▸ **Job**
Retype each line of the material exactly, please, skipping any picture in it.

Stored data

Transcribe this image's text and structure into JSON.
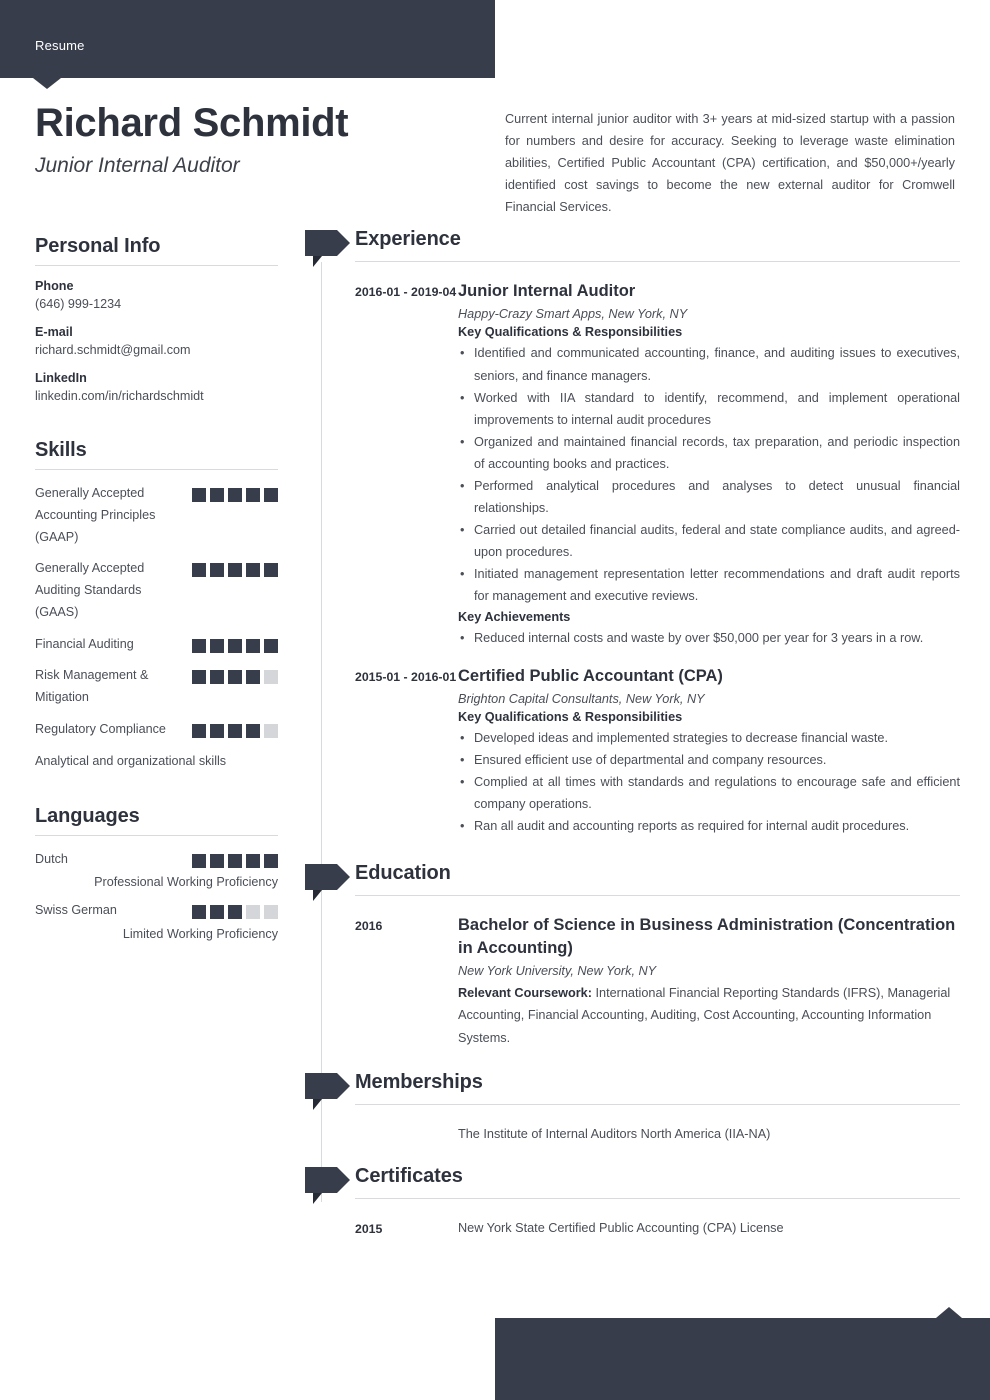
{
  "document": {
    "top_bar_label": "Resume",
    "accent_color": "#383d4b",
    "accent_dark": "#262a35",
    "text_color": "#4a4e57",
    "heading_color": "#2e323d",
    "square_empty_color": "#d4d6d9"
  },
  "header": {
    "full_name": "Richard Schmidt",
    "job_title": "Junior Internal Auditor",
    "summary": "Current internal junior auditor with 3+ years at mid-sized startup with a passion for numbers and desire for accuracy. Seeking to leverage waste elimination abilities, Certified Public Accountant (CPA) certification, and $50,000+/yearly identified cost savings to become the new external auditor for Cromwell Financial Services."
  },
  "personal_info": {
    "heading": "Personal Info",
    "items": [
      {
        "label": "Phone",
        "value": "(646) 999-1234"
      },
      {
        "label": "E-mail",
        "value": "richard.schmidt@gmail.com"
      },
      {
        "label": "LinkedIn",
        "value": "linkedin.com/in/richardschmidt"
      }
    ]
  },
  "skills": {
    "heading": "Skills",
    "max_rating": 5,
    "items": [
      {
        "label": "Generally Accepted Accounting Principles (GAAP)",
        "rating": 5
      },
      {
        "label": "Generally Accepted Auditing Standards (GAAS)",
        "rating": 5
      },
      {
        "label": "Financial Auditing",
        "rating": 5
      },
      {
        "label": "Risk Management & Mitigation",
        "rating": 4
      },
      {
        "label": "Regulatory Compliance",
        "rating": 4
      }
    ],
    "plain_items": [
      "Analytical and organizational skills"
    ]
  },
  "languages": {
    "heading": "Languages",
    "max_rating": 5,
    "items": [
      {
        "name": "Dutch",
        "rating": 5,
        "level": "Professional Working Proficiency"
      },
      {
        "name": "Swiss German",
        "rating": 3,
        "level": "Limited Working Proficiency"
      }
    ]
  },
  "experience": {
    "heading": "Experience",
    "entries": [
      {
        "date": "2016-01 - 2019-04",
        "title": "Junior Internal Auditor",
        "org": "Happy-Crazy Smart Apps, New York, NY",
        "sub1": "Key Qualifications & Responsibilities",
        "bullets1": [
          "Identified and communicated accounting, finance, and auditing issues to executives, seniors, and finance managers.",
          "Worked with IIA standard to identify, recommend, and implement operational improvements to internal audit procedures",
          "Organized and maintained financial records, tax preparation, and periodic inspection of accounting books and practices.",
          "Performed analytical procedures and analyses to detect unusual financial relationships.",
          "Carried out detailed financial audits, federal and state compliance audits, and agreed-upon procedures.",
          "Initiated management representation letter recommendations and draft audit reports for management and executive reviews."
        ],
        "sub2": "Key Achievements",
        "bullets2": [
          "Reduced internal costs and waste by over $50,000 per year for 3 years in a row."
        ]
      },
      {
        "date": "2015-01 - 2016-01",
        "title": "Certified Public Accountant (CPA)",
        "org": "Brighton Capital Consultants, New York, NY",
        "sub1": "Key Qualifications & Responsibilities",
        "bullets1": [
          "Developed ideas and implemented strategies to decrease financial waste.",
          "Ensured efficient use of departmental and company resources.",
          "Complied at all times with standards and regulations to encourage safe and efficient company operations.",
          "Ran all audit and accounting reports as required for internal audit procedures."
        ]
      }
    ]
  },
  "education": {
    "heading": "Education",
    "entries": [
      {
        "date": "2016",
        "title": "Bachelor of Science in Business Administration (Concentration in Accounting)",
        "org": "New York University, New York, NY",
        "coursework_label": "Relevant Coursework:",
        "coursework": " International Financial Reporting Standards (IFRS), Managerial Accounting, Financial Accounting, Auditing, Cost Accounting, Accounting Information Systems."
      }
    ]
  },
  "memberships": {
    "heading": "Memberships",
    "entries": [
      {
        "date": "",
        "text": "The Institute of Internal Auditors North America (IIA-NA)"
      }
    ]
  },
  "certificates": {
    "heading": "Certificates",
    "entries": [
      {
        "date": "2015",
        "text": "New York State Certified Public Accounting (CPA) License"
      }
    ]
  }
}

▸ **Exercise solution**
Transcribe this image's text and structure into JSON.
{
  "document": {
    "top_bar_label": "Resume",
    "accent_color": "#383d4b",
    "accent_dark": "#262a35",
    "text_color": "#4a4e57",
    "heading_color": "#2e323d",
    "square_empty_color": "#d4d6d9"
  },
  "header": {
    "full_name": "Richard Schmidt",
    "job_title": "Junior Internal Auditor",
    "summary": "Current internal junior auditor with 3+ years at mid-sized startup with a passion for numbers and desire for accuracy. Seeking to leverage waste elimination abilities, Certified Public Accountant (CPA) certification, and $50,000+/yearly identified cost savings to become the new external auditor for Cromwell Financial Services."
  },
  "personal_info": {
    "heading": "Personal Info",
    "items": [
      {
        "label": "Phone",
        "value": "(646) 999-1234"
      },
      {
        "label": "E-mail",
        "value": "richard.schmidt@gmail.com"
      },
      {
        "label": "LinkedIn",
        "value": "linkedin.com/in/richardschmidt"
      }
    ]
  },
  "skills": {
    "heading": "Skills",
    "max_rating": 5,
    "items": [
      {
        "label": "Generally Accepted Accounting Principles (GAAP)",
        "rating": 5
      },
      {
        "label": "Generally Accepted Auditing Standards (GAAS)",
        "rating": 5
      },
      {
        "label": "Financial Auditing",
        "rating": 5
      },
      {
        "label": "Risk Management & Mitigation",
        "rating": 4
      },
      {
        "label": "Regulatory Compliance",
        "rating": 4
      }
    ],
    "plain_items": [
      "Analytical and organizational skills"
    ]
  },
  "languages": {
    "heading": "Languages",
    "max_rating": 5,
    "items": [
      {
        "name": "Dutch",
        "rating": 5,
        "level": "Professional Working Proficiency"
      },
      {
        "name": "Swiss German",
        "rating": 3,
        "level": "Limited Working Proficiency"
      }
    ]
  },
  "experience": {
    "heading": "Experience",
    "entries": [
      {
        "date": "2016-01 - 2019-04",
        "title": "Junior Internal Auditor",
        "org": "Happy-Crazy Smart Apps, New York, NY",
        "sub1": "Key Qualifications & Responsibilities",
        "bullets1": [
          "Identified and communicated accounting, finance, and auditing issues to executives, seniors, and finance managers.",
          "Worked with IIA standard to identify, recommend, and implement operational improvements to internal audit procedures",
          "Organized and maintained financial records, tax preparation, and periodic inspection of accounting books and practices.",
          "Performed analytical procedures and analyses to detect unusual financial relationships.",
          "Carried out detailed financial audits, federal and state compliance audits, and agreed-upon procedures.",
          "Initiated management representation letter recommendations and draft audit reports for management and executive reviews."
        ],
        "sub2": "Key Achievements",
        "bullets2": [
          "Reduced internal costs and waste by over $50,000 per year for 3 years in a row."
        ]
      },
      {
        "date": "2015-01 - 2016-01",
        "title": "Certified Public Accountant (CPA)",
        "org": "Brighton Capital Consultants, New York, NY",
        "sub1": "Key Qualifications & Responsibilities",
        "bullets1": [
          "Developed ideas and implemented strategies to decrease financial waste.",
          "Ensured efficient use of departmental and company resources.",
          "Complied at all times with standards and regulations to encourage safe and efficient company operations.",
          "Ran all audit and accounting reports as required for internal audit procedures."
        ]
      }
    ]
  },
  "education": {
    "heading": "Education",
    "entries": [
      {
        "date": "2016",
        "title": "Bachelor of Science in Business Administration (Concentration in Accounting)",
        "org": "New York University, New York, NY",
        "coursework_label": "Relevant Coursework:",
        "coursework": " International Financial Reporting Standards (IFRS), Managerial Accounting, Financial Accounting, Auditing, Cost Accounting, Accounting Information Systems."
      }
    ]
  },
  "memberships": {
    "heading": "Memberships",
    "entries": [
      {
        "date": "",
        "text": "The Institute of Internal Auditors North America (IIA-NA)"
      }
    ]
  },
  "certificates": {
    "heading": "Certificates",
    "entries": [
      {
        "date": "2015",
        "text": "New York State Certified Public Accounting (CPA) License"
      }
    ]
  }
}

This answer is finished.